PROBLEM REQUIREMENTS. Which lines hold the word "anomaly"? Copy each of them.

STORED DATA.
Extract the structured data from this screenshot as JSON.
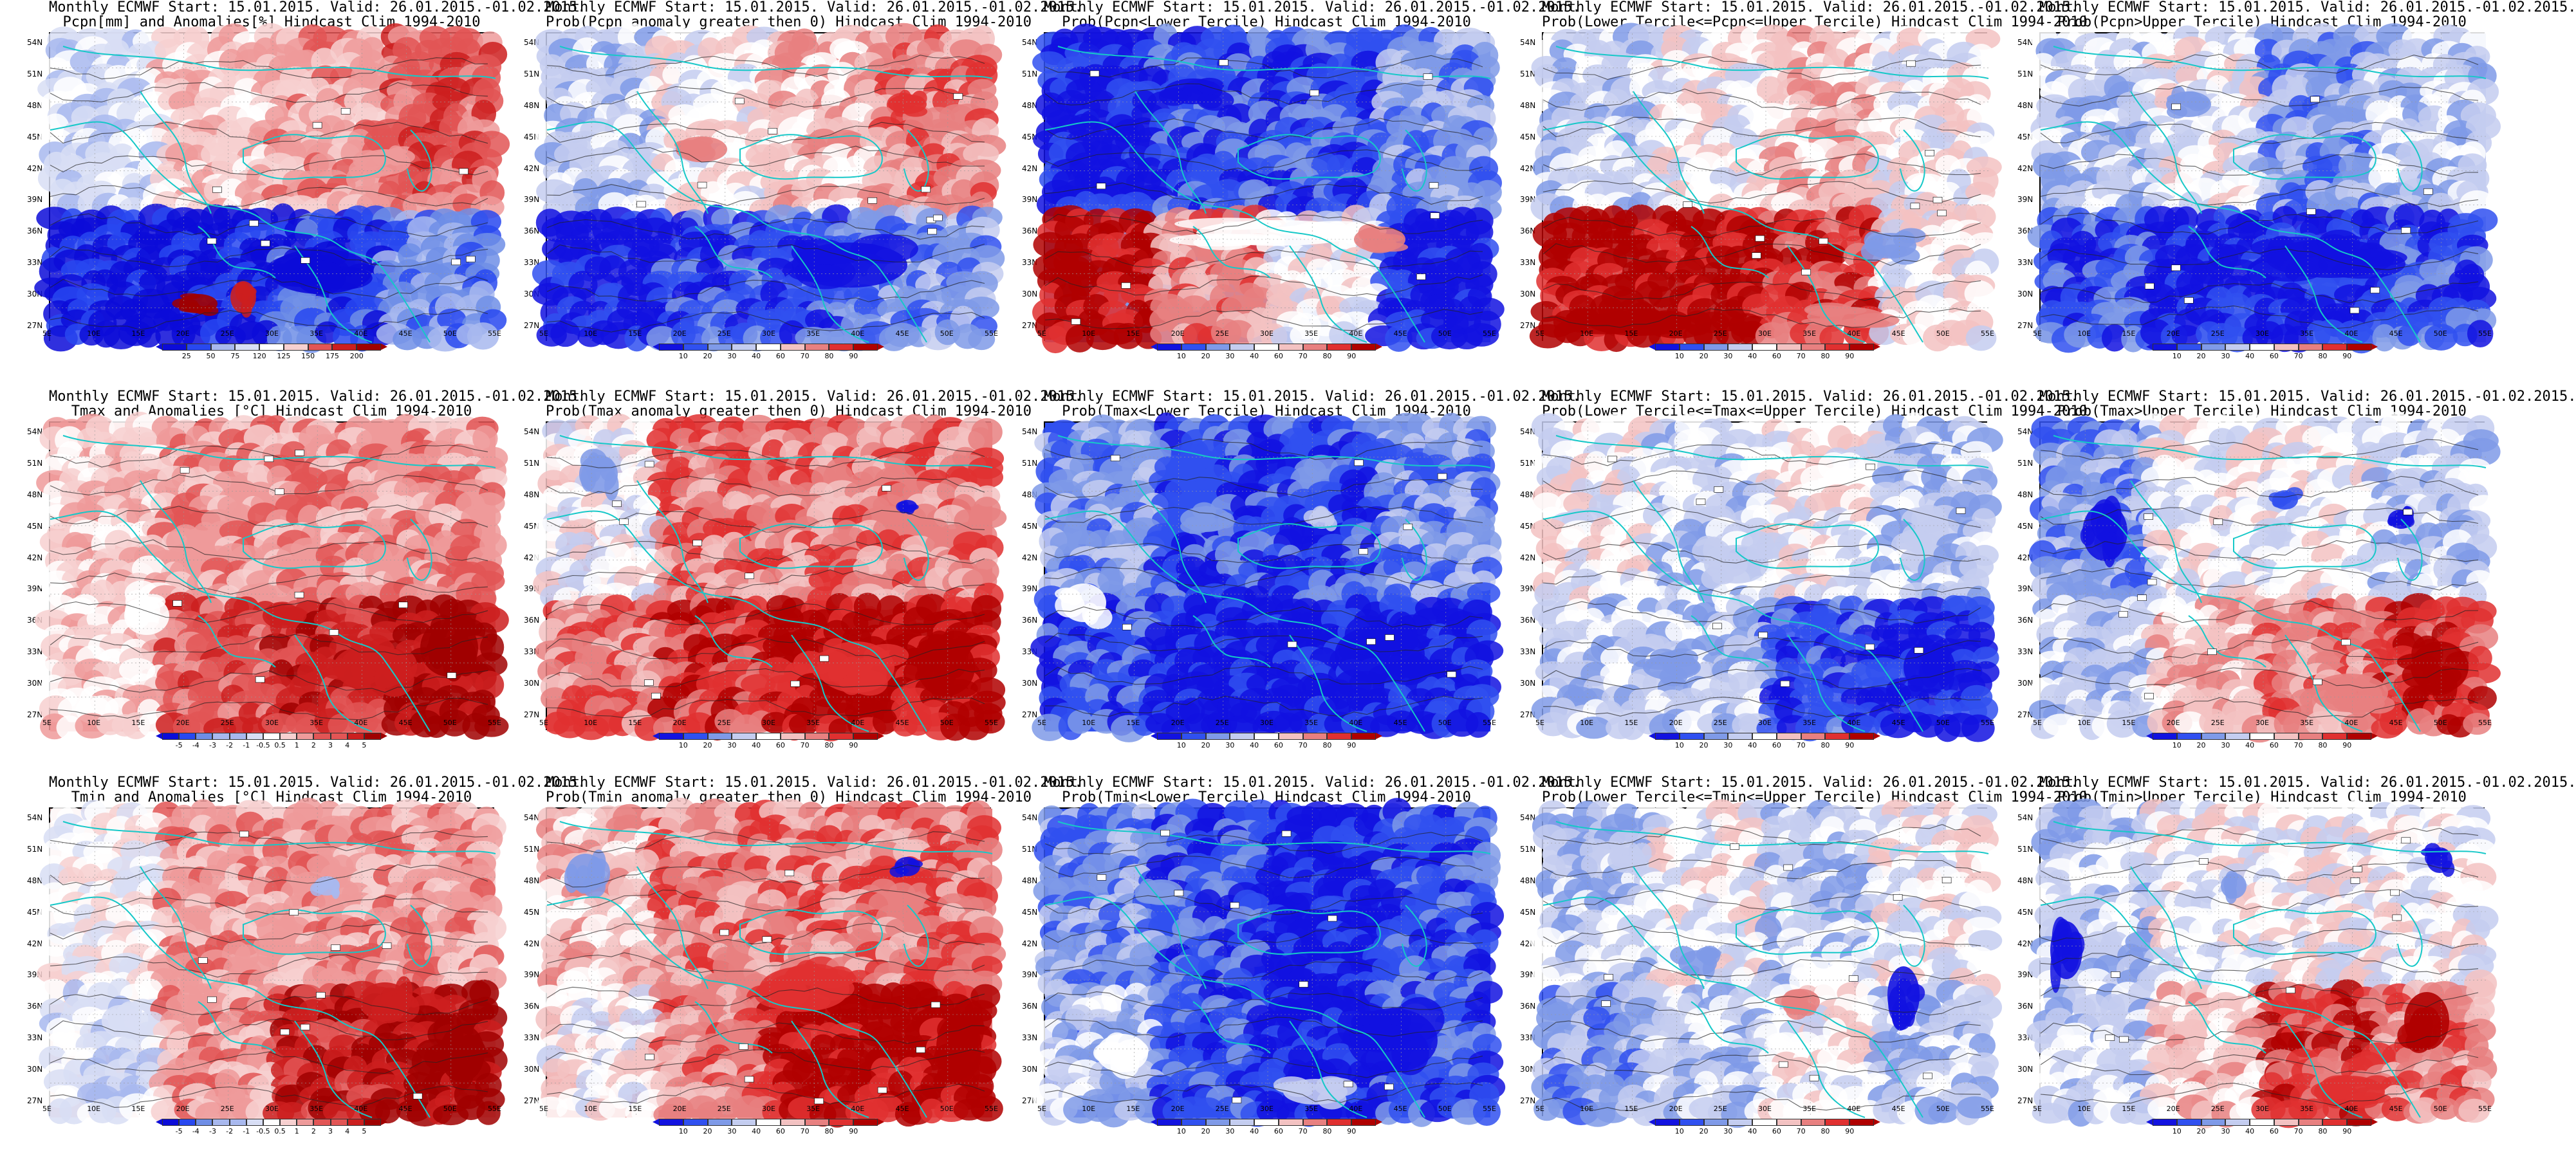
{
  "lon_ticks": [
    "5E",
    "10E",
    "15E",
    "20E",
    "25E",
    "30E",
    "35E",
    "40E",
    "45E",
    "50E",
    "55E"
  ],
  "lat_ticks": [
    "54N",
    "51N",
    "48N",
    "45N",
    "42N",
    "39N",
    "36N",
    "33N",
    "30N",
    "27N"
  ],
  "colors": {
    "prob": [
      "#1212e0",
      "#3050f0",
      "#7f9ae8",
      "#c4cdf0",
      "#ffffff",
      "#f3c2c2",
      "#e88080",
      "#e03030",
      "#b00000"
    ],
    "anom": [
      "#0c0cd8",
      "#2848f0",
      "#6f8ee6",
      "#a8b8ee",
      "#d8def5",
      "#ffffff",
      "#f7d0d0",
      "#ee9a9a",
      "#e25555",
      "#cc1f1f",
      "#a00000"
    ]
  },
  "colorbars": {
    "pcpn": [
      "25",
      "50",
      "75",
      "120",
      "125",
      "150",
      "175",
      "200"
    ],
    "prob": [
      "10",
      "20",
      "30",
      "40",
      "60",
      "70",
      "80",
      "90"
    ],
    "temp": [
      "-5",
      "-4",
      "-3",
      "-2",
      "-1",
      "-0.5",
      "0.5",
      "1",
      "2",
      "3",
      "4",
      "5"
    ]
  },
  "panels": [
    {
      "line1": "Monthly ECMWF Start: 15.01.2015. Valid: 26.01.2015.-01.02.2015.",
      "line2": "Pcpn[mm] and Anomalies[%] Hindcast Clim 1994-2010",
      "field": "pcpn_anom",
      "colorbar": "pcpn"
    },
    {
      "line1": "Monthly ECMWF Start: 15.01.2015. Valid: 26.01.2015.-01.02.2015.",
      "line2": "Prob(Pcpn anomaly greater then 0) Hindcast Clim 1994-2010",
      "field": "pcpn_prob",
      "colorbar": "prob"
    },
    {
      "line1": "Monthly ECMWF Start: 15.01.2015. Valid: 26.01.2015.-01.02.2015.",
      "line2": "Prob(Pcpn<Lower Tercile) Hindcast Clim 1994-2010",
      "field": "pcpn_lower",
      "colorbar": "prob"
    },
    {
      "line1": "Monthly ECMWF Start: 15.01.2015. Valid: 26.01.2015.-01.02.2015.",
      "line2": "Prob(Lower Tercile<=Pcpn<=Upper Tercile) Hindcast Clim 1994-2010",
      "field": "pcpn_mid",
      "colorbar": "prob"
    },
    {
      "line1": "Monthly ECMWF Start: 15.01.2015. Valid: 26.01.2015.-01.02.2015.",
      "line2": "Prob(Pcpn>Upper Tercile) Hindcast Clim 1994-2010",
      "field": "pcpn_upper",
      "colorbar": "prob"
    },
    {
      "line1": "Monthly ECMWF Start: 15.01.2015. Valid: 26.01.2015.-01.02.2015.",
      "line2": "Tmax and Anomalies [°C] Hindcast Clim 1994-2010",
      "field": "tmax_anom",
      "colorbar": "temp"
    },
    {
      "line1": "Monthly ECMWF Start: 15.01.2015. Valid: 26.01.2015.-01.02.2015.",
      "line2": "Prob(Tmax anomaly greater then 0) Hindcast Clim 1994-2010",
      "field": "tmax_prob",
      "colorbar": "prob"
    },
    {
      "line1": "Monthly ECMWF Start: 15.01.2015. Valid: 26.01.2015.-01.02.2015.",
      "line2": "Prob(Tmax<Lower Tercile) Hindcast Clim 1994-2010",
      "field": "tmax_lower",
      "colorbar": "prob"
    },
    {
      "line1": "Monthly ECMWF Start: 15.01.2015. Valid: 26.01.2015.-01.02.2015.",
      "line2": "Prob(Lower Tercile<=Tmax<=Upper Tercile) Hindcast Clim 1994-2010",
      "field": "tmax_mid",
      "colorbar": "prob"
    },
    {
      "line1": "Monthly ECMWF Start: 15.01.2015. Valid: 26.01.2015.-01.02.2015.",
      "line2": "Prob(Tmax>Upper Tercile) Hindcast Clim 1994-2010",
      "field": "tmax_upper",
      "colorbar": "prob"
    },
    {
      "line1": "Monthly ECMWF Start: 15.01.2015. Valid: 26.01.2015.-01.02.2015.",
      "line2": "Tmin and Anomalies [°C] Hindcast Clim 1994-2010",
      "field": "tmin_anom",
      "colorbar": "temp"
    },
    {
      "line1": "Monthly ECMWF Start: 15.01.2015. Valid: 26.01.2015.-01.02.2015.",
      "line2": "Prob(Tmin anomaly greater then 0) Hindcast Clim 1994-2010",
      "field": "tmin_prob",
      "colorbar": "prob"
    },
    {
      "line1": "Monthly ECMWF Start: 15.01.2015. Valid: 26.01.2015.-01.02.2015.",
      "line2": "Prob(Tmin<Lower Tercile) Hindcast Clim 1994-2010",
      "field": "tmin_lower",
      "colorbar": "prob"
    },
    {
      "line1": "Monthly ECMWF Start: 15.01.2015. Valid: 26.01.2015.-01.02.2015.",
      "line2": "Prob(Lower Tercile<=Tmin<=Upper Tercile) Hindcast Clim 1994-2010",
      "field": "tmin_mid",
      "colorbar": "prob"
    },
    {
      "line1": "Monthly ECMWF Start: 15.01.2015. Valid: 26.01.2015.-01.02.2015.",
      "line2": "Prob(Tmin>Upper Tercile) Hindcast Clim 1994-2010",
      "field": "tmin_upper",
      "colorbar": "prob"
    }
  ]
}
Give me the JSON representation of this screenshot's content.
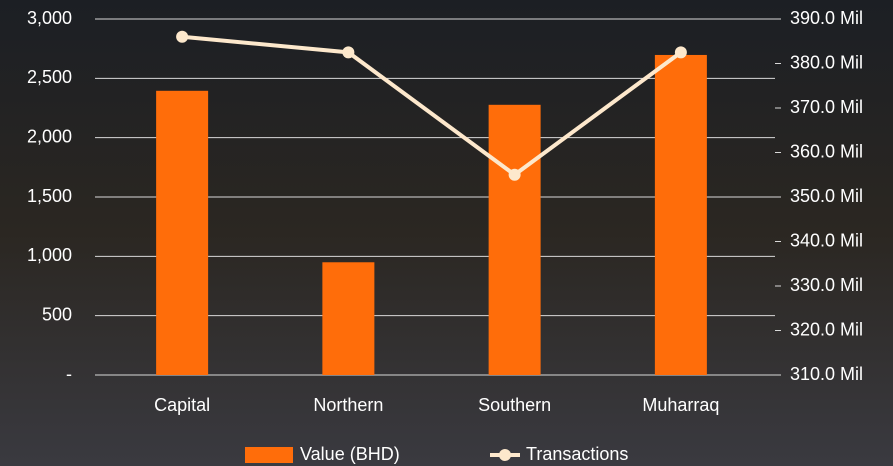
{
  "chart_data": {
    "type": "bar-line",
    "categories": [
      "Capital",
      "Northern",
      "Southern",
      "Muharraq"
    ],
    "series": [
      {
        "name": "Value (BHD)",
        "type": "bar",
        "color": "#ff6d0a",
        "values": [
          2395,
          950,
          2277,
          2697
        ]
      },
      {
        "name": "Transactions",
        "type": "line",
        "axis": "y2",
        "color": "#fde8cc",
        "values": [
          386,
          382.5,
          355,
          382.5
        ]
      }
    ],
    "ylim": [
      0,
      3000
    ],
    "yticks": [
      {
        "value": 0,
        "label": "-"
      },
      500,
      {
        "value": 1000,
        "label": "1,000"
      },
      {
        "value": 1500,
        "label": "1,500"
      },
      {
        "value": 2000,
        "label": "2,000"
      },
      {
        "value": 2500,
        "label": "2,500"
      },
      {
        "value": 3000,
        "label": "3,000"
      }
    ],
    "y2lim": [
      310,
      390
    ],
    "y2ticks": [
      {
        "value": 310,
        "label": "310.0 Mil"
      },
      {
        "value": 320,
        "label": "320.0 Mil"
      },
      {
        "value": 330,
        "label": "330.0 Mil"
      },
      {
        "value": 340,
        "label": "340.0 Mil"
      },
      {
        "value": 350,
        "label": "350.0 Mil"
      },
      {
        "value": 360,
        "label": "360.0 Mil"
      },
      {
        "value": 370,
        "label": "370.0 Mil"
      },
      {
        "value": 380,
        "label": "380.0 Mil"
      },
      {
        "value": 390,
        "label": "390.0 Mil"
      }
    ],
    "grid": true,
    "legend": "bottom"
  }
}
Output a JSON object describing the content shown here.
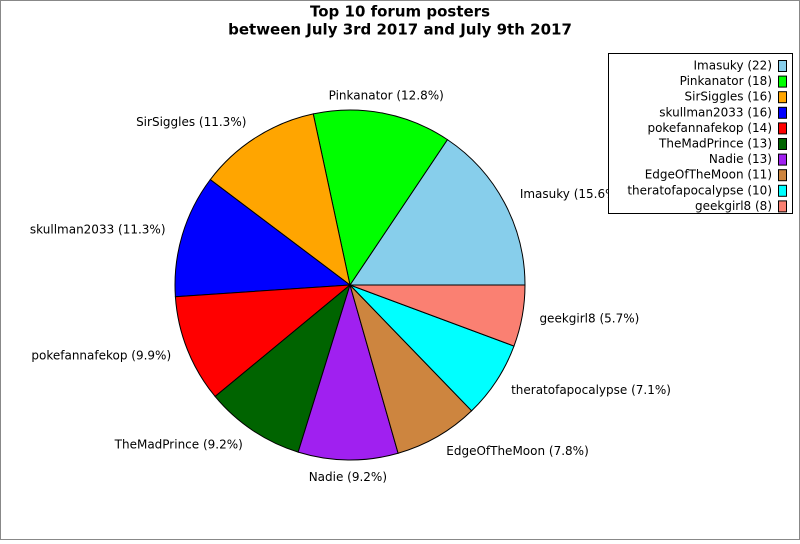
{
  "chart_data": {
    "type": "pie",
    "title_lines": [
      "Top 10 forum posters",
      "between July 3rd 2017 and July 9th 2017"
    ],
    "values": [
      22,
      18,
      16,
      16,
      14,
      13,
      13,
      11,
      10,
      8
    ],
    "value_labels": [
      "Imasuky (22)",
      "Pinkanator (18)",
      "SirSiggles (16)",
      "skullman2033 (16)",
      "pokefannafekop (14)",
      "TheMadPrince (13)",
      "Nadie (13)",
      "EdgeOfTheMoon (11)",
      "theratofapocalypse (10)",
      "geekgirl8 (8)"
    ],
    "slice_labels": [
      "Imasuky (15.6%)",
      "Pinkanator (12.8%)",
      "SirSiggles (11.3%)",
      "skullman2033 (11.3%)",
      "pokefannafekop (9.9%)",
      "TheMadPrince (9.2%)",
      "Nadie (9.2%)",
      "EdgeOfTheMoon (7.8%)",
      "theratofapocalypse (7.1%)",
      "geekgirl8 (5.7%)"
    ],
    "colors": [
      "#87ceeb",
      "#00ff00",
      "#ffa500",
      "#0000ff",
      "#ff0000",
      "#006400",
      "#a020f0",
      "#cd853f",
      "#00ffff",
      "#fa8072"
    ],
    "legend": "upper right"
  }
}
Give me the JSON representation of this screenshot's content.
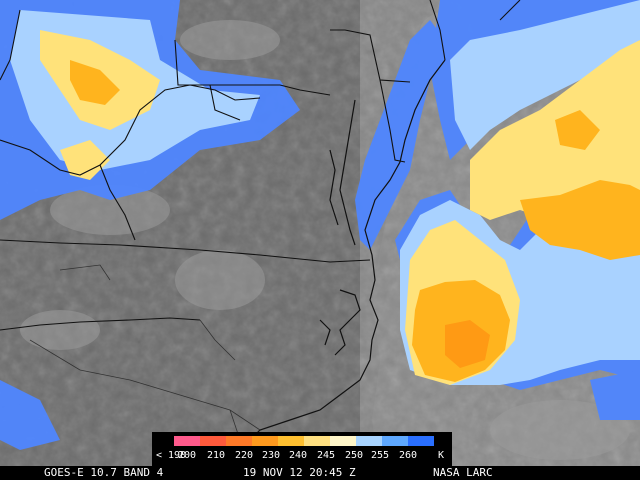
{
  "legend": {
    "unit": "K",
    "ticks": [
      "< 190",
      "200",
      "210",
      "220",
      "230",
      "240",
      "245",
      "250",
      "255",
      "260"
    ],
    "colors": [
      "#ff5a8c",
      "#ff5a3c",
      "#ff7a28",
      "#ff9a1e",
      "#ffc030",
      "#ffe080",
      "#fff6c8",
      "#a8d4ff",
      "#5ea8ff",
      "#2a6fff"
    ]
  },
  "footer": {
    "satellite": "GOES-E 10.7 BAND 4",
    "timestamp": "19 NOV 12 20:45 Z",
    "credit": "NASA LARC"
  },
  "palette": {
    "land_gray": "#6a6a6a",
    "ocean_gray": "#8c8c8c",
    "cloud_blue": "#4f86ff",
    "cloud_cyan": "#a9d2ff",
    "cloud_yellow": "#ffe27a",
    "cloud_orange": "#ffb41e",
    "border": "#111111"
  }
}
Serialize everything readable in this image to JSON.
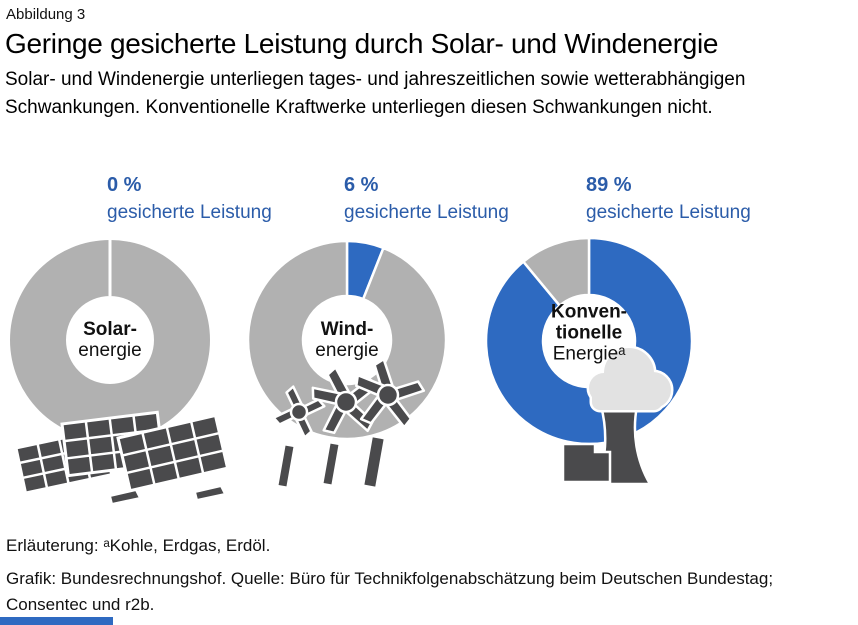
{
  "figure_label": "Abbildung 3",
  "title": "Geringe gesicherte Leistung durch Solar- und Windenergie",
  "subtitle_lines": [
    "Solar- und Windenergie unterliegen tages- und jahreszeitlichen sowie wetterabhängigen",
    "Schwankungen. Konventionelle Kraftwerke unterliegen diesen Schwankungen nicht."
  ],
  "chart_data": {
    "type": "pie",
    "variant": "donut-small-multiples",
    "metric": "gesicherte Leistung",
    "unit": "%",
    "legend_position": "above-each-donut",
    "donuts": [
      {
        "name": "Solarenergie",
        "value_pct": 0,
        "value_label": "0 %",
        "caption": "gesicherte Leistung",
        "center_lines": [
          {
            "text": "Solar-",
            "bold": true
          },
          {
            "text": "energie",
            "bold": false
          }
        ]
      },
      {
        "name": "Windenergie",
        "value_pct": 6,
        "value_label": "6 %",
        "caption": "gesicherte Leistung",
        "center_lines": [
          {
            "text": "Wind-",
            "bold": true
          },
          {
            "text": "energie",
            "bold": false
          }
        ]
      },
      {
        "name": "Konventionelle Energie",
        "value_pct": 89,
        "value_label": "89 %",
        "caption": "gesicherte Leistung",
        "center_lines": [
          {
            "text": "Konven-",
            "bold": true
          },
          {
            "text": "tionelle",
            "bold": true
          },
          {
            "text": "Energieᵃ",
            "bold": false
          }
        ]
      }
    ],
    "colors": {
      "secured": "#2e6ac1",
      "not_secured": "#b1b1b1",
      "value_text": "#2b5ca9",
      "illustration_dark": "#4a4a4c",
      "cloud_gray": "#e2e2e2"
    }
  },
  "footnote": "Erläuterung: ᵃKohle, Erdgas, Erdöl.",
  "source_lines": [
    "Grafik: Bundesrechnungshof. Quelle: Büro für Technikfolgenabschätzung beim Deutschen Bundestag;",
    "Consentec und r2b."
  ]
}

SOLUTION.
      "line2": "Prob(Pcpn anomaly greater then 0) Hindcast Clim 1994-2010",
      "line2": "Prob(Tmax anomaly greater then 0) Hindcast Clim 1994-2010",
      "line2": "Prob(Tmin anomaly greater then 0) Hindcast Clim 1994-2010",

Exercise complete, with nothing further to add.